Task instructions:
Reproduce each line exactly, including spacing and punctuation.

Materials provided:
......

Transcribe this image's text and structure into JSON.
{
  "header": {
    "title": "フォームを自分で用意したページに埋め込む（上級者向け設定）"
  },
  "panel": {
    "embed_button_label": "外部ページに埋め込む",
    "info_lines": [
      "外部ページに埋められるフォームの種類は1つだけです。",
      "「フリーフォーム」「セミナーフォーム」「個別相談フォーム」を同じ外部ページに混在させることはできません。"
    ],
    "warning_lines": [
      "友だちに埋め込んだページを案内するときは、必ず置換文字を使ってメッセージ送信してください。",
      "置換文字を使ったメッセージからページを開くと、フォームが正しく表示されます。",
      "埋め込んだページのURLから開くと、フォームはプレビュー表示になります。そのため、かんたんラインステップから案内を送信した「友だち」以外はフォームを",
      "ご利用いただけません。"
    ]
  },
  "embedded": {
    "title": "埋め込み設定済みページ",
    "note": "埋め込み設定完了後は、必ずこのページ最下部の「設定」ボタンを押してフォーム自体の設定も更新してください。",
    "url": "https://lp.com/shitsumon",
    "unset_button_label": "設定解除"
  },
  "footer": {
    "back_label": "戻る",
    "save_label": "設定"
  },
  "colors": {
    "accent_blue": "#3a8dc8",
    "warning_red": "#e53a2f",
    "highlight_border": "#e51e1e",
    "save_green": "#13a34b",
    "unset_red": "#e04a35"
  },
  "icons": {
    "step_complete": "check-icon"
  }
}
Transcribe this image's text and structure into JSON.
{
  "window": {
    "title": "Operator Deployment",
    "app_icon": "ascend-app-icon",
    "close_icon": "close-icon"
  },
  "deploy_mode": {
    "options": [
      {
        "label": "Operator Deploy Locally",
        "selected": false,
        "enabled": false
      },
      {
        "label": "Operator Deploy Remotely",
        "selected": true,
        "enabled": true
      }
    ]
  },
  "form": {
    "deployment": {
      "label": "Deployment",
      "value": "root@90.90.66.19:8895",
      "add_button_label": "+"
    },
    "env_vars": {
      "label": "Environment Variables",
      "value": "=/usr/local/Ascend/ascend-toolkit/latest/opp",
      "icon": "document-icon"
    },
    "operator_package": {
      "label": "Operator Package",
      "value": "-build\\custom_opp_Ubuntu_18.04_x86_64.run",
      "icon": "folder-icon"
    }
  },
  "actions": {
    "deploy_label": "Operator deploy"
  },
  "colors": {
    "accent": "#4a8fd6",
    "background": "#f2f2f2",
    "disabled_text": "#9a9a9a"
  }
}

......

Response to this task:
Transcribe this image's text and structure into JSON.
{
  "header": {
    "title": "フォームを自分で用意したページに埋め込む（上級者向け設定）"
  },
  "panel": {
    "embed_button_label": "外部ページに埋め込む",
    "info_lines": [
      "外部ページに埋められるフォームの種類は1つだけです。",
      "「フリーフォーム」「セミナーフォーム」「個別相談フォーム」を同じ外部ページに混在させることはできません。"
    ],
    "warning_lines": [
      "友だちに埋め込んだページを案内するときは、必ず置換文字を使ってメッセージ送信してください。",
      "置換文字を使ったメッセージからページを開くと、フォームが正しく表示されます。",
      "埋め込んだページのURLから開くと、フォームはプレビュー表示になります。そのため、かんたんラインステップから案内を送信した「友だち」以外はフォームを",
      "ご利用いただけません。"
    ]
  },
  "embedded": {
    "title": "埋め込み設定済みページ",
    "note": "埋め込み設定完了後は、必ずこのページ最下部の「設定」ボタンを押してフォーム自体の設定も更新してください。",
    "url": "https://lp.com/shitsumon",
    "unset_button_label": "設定解除"
  },
  "footer": {
    "back_label": "戻る",
    "save_label": "設定"
  },
  "colors": {
    "accent_blue": "#3a8dc8",
    "warning_red": "#e53a2f",
    "highlight_border": "#e51e1e",
    "save_green": "#13a34b",
    "unset_red": "#e04a35"
  },
  "icons": {
    "step_complete": "check-icon"
  }
}
Transcribe this image's text and structure into JSON.
{
  "window": {
    "title": "Operator Deployment",
    "app_icon": "ascend-app-icon",
    "close_icon": "close-icon"
  },
  "deploy_mode": {
    "options": [
      {
        "label": "Operator Deploy Locally",
        "selected": false,
        "enabled": false
      },
      {
        "label": "Operator Deploy Remotely",
        "selected": true,
        "enabled": true
      }
    ]
  },
  "form": {
    "deployment": {
      "label": "Deployment",
      "value": "root@90.90.66.19:8895",
      "add_button_label": "+"
    },
    "env_vars": {
      "label": "Environment Variables",
      "value": "=/usr/local/Ascend/ascend-toolkit/latest/opp",
      "icon": "document-icon"
    },
    "operator_package": {
      "label": "Operator Package",
      "value": "-build\\custom_opp_Ubuntu_18.04_x86_64.run",
      "icon": "folder-icon"
    }
  },
  "actions": {
    "deploy_label": "Operator deploy"
  },
  "colors": {
    "accent": "#4a8fd6",
    "background": "#f2f2f2",
    "disabled_text": "#9a9a9a"
  }
}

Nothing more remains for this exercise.